TASK REQUIREMENTS:
Output solely the number of lines containing the string "JSON".
## Begin RECORDS FOR THIS EXERCISE
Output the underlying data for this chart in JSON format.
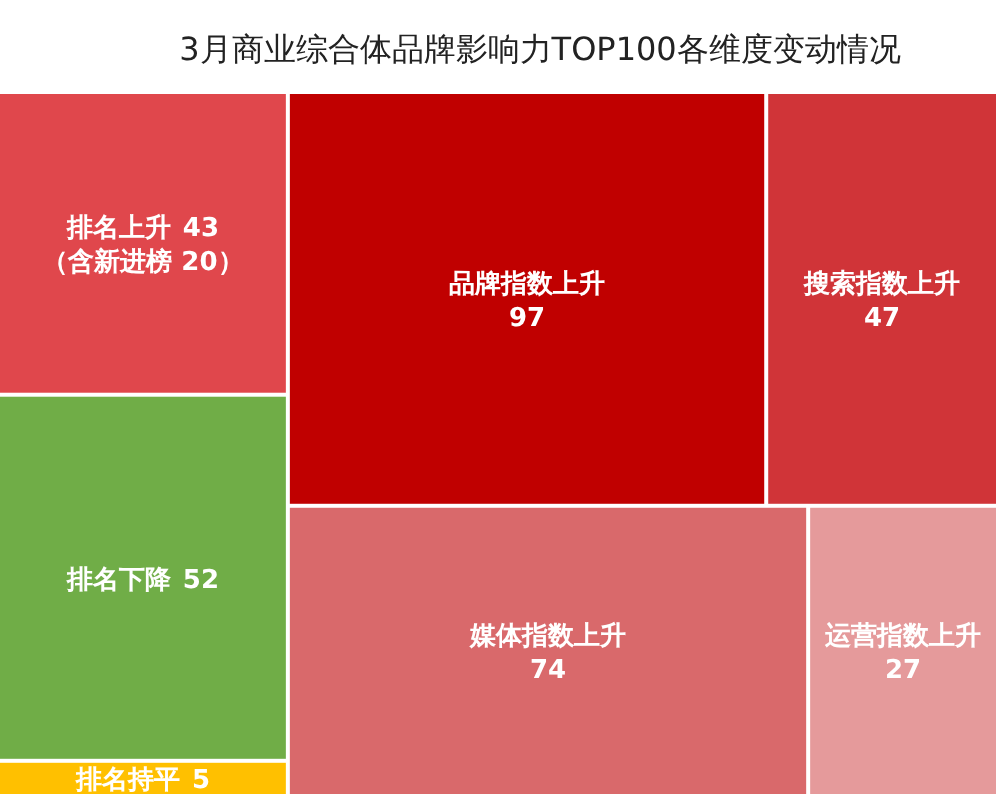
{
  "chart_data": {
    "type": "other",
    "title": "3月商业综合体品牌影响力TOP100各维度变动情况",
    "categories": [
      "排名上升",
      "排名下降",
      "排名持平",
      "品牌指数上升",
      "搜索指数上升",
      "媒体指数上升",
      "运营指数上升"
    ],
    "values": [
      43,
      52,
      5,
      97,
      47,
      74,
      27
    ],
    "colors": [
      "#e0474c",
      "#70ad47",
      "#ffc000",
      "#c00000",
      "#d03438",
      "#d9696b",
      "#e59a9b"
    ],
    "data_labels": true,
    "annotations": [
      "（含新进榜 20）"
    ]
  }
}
## End RECORDS FOR THIS EXERCISE
## Begin RECORDS FOR THIS EXERCISE
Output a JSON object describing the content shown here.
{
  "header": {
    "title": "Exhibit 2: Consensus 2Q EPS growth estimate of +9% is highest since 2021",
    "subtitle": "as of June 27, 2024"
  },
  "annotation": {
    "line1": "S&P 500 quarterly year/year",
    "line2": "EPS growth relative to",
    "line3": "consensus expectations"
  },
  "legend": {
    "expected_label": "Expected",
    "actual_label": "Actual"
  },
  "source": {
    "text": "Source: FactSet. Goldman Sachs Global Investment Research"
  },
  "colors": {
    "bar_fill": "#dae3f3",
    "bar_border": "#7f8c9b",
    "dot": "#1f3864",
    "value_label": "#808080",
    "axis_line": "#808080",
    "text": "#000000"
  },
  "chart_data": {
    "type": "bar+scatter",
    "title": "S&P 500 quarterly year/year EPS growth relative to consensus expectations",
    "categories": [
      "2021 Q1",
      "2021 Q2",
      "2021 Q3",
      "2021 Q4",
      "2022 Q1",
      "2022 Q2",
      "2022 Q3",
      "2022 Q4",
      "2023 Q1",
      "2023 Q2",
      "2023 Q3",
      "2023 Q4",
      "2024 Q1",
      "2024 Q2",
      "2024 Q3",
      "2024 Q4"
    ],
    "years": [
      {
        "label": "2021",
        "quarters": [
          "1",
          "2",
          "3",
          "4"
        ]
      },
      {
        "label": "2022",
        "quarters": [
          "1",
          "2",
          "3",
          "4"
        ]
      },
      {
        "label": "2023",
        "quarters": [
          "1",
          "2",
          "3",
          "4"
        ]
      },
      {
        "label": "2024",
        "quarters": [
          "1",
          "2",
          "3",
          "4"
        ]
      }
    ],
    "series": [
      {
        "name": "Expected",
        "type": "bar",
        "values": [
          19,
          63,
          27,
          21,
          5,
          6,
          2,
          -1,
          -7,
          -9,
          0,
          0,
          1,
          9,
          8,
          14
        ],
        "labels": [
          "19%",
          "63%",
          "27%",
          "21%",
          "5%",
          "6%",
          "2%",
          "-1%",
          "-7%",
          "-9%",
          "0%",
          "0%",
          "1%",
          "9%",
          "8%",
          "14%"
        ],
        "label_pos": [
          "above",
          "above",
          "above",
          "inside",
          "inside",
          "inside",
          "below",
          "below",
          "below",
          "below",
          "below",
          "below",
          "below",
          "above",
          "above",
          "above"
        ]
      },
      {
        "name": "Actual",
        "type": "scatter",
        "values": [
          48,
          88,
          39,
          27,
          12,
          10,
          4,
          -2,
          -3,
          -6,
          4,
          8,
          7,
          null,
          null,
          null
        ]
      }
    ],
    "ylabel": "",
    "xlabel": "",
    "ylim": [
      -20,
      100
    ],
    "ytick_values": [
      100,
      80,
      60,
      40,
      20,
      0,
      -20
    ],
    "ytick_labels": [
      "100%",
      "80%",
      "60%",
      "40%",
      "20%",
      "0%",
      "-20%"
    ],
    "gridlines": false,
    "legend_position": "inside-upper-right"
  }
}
## End RECORDS FOR THIS EXERCISE
## Begin RECORDS FOR THIS EXERCISE
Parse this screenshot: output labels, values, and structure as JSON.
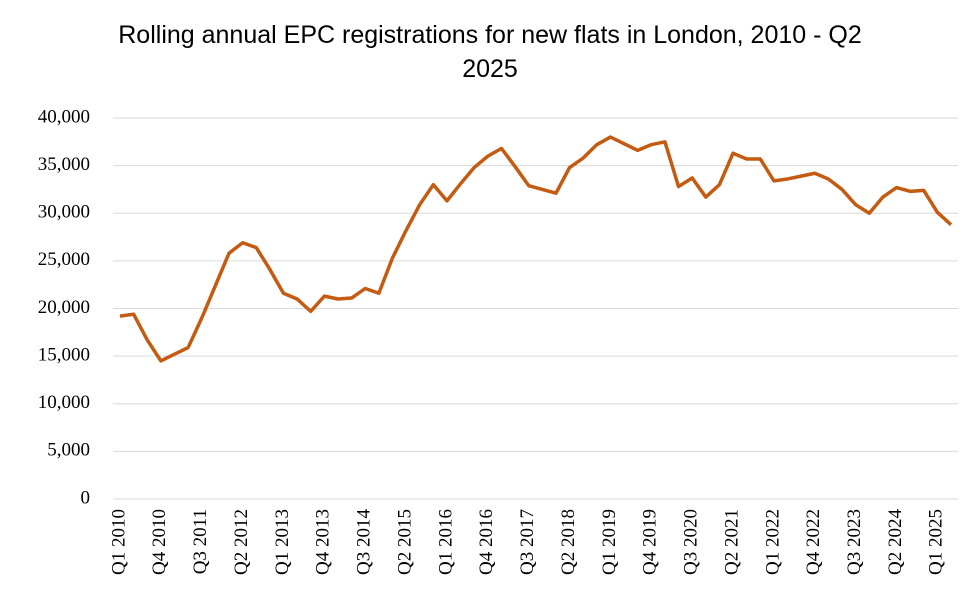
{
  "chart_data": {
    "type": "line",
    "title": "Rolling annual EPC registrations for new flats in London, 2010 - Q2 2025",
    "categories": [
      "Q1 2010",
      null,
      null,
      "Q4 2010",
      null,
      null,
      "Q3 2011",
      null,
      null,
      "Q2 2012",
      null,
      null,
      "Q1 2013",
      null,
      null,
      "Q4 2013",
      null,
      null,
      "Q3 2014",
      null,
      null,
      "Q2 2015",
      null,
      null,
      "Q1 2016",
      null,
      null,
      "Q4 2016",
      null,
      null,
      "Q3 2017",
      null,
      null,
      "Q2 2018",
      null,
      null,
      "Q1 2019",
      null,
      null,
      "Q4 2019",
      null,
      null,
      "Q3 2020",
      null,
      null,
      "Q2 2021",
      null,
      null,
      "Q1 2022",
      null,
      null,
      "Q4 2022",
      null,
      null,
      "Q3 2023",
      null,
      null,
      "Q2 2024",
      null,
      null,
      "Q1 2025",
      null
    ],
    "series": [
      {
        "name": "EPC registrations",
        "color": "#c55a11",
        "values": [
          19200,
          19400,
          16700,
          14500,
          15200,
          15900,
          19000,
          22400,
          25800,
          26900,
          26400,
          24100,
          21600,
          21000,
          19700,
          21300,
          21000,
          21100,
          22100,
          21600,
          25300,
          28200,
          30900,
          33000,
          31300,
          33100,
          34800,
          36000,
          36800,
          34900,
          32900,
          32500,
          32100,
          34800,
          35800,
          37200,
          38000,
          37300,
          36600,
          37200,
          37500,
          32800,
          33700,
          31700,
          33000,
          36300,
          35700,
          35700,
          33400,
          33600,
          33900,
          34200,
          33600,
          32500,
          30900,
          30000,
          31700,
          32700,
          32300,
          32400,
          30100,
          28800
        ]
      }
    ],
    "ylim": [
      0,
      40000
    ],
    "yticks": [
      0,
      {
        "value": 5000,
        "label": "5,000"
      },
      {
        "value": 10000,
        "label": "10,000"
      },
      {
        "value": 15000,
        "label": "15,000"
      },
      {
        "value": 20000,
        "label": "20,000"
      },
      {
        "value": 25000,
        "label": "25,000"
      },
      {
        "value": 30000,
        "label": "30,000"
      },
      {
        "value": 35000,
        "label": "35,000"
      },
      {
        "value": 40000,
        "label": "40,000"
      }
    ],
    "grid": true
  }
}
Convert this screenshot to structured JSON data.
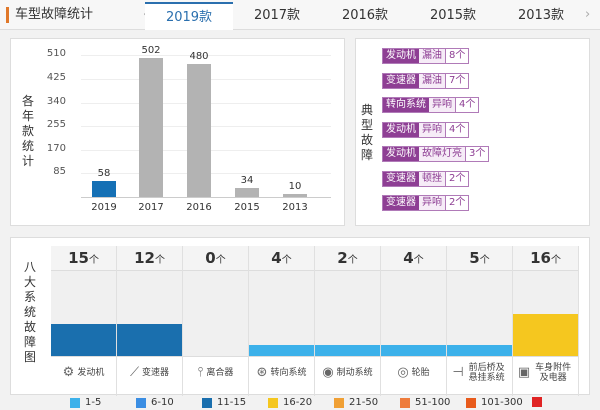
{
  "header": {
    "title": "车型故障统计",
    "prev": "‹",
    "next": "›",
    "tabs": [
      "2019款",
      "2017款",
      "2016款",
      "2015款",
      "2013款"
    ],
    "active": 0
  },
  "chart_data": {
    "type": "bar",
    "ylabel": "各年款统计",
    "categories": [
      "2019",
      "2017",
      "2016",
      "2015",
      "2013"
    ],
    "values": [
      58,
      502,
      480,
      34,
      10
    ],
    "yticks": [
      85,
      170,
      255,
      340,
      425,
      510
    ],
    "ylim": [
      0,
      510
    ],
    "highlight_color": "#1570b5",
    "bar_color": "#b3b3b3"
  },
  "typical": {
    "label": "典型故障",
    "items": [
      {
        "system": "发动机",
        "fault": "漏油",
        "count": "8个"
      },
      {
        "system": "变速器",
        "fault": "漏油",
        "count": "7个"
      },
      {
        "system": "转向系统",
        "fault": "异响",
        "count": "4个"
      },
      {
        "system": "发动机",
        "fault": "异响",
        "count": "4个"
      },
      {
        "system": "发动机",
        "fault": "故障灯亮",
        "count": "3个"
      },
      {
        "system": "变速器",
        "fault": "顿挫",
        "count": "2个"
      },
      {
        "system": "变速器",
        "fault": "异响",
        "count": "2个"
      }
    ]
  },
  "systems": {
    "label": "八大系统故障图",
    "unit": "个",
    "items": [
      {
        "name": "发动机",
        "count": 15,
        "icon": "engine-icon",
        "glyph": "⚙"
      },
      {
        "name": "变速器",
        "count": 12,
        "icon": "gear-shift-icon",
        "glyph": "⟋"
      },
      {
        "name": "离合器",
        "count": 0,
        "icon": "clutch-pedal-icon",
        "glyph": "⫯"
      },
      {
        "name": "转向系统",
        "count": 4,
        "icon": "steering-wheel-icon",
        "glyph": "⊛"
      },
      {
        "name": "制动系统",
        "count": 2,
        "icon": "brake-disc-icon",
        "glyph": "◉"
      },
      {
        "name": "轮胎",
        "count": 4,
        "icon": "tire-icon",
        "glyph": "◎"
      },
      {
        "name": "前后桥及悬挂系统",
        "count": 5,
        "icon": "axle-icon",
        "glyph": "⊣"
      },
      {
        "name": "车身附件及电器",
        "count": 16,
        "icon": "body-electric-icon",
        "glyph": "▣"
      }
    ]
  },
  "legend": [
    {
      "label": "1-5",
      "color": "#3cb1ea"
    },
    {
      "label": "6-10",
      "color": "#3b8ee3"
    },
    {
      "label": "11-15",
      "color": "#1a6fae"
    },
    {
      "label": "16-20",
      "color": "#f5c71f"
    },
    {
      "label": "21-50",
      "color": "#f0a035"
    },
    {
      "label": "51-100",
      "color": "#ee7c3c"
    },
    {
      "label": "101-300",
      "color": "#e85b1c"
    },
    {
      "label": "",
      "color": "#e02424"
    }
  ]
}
## End RECORDS FOR THIS EXERCISE
PROBLEM SOLUTION:
4